== Records supplied ==
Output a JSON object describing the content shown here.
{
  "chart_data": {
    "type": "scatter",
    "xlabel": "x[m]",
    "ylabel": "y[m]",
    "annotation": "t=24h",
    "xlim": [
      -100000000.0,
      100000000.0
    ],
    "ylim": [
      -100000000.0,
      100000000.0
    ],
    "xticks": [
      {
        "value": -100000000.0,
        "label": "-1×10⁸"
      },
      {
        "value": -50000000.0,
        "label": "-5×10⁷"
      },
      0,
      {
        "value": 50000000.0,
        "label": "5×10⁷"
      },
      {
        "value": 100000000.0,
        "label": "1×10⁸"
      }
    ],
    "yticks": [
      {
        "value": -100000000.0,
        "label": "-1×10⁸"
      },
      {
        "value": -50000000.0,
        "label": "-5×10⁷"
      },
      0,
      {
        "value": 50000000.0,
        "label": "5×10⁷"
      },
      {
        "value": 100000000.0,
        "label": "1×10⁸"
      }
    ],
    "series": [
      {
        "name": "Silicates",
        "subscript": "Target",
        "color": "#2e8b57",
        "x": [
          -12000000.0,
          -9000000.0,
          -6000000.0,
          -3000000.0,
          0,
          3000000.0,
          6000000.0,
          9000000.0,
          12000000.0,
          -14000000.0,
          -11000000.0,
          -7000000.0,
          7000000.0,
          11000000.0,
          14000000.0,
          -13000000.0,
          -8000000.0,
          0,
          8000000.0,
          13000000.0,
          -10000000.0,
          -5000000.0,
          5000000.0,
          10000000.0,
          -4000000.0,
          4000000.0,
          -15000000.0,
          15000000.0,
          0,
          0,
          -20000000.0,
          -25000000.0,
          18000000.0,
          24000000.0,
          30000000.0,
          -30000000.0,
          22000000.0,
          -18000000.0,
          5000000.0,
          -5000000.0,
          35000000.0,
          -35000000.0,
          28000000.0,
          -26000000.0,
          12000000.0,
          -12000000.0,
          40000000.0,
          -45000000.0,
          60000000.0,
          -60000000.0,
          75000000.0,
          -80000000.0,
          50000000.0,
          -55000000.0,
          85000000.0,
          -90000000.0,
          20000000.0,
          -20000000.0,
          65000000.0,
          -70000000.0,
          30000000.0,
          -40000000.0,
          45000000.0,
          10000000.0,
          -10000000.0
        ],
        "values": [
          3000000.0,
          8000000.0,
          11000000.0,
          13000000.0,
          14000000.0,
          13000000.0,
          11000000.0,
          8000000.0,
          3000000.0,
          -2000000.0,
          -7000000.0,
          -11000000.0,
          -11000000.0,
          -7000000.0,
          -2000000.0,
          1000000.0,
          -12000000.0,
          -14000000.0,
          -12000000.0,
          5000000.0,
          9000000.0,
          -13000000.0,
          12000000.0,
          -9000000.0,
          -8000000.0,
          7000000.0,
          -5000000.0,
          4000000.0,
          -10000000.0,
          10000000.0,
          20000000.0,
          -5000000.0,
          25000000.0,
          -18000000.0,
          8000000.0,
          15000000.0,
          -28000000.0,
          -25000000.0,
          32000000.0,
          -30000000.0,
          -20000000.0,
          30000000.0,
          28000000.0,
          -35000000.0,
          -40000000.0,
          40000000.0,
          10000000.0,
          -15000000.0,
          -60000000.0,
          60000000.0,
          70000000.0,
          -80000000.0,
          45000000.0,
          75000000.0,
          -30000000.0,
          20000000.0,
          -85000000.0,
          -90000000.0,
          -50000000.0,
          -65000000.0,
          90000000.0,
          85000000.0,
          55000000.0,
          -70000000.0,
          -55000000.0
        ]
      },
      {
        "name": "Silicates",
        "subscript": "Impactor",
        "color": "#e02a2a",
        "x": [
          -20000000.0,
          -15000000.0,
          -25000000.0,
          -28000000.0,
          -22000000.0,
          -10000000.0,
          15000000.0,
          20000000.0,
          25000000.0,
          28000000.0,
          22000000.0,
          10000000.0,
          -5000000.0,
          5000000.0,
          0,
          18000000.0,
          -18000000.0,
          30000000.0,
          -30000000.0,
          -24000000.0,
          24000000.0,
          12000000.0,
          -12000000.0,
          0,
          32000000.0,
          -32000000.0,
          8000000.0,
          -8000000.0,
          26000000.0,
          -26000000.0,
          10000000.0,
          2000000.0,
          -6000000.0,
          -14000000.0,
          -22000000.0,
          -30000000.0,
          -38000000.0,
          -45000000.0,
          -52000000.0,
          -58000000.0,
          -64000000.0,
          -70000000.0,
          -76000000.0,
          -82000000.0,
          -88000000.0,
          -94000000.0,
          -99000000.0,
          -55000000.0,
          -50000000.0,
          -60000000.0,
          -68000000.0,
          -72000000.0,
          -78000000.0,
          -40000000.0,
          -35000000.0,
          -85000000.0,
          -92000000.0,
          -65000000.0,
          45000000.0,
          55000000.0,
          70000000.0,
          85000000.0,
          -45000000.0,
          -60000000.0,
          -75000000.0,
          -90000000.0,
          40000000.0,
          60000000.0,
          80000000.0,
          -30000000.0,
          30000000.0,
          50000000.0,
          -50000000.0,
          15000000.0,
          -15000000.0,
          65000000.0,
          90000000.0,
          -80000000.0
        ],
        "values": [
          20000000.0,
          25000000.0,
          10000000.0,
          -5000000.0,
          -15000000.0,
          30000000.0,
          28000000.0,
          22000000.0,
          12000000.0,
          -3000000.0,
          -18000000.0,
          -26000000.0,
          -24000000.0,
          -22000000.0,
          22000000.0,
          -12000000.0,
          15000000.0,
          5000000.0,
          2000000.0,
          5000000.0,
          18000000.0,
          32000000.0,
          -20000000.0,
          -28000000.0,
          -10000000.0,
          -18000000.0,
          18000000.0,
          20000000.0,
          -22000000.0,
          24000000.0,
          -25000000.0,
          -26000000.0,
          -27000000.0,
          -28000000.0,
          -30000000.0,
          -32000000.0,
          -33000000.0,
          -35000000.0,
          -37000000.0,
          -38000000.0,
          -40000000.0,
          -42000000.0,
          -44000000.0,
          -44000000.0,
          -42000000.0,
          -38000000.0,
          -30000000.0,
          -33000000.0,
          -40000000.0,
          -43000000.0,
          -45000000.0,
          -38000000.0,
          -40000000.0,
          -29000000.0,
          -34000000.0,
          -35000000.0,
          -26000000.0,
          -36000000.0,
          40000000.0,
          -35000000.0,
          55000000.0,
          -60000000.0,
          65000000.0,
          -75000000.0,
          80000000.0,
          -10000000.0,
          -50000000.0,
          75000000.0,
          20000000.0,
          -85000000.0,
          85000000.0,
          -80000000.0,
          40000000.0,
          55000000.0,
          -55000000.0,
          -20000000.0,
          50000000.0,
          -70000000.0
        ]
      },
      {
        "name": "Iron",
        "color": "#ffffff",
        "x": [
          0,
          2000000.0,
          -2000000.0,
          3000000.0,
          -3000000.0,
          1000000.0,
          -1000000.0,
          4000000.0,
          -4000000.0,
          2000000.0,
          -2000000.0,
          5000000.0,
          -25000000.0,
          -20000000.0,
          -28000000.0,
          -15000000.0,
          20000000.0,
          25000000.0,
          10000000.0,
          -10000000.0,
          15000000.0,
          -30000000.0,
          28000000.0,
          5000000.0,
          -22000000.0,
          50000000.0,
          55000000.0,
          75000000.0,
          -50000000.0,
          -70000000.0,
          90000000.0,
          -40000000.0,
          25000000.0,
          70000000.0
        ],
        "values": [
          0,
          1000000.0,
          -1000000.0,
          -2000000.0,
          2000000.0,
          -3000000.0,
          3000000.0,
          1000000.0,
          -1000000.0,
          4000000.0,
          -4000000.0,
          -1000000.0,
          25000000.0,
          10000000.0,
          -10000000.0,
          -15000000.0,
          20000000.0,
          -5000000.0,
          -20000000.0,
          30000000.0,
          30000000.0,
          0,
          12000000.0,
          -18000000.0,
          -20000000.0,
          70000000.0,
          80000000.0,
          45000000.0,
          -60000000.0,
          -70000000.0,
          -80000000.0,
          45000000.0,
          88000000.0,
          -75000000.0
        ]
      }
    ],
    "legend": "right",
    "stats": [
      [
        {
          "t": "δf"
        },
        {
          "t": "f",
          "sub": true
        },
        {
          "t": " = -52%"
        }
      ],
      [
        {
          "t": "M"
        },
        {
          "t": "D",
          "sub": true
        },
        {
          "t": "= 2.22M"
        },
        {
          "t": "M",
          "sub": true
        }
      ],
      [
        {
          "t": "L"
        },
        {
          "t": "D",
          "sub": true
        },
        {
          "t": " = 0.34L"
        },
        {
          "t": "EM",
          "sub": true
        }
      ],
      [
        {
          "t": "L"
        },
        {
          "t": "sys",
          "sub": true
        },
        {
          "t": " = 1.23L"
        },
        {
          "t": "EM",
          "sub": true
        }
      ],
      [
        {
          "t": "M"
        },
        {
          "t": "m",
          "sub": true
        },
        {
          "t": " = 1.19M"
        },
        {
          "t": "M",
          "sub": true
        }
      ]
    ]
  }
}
===
*Objective*: Scan the entries above and work out how many lines include the word "subscript"; the reply is that number alone.

*Task result*: 2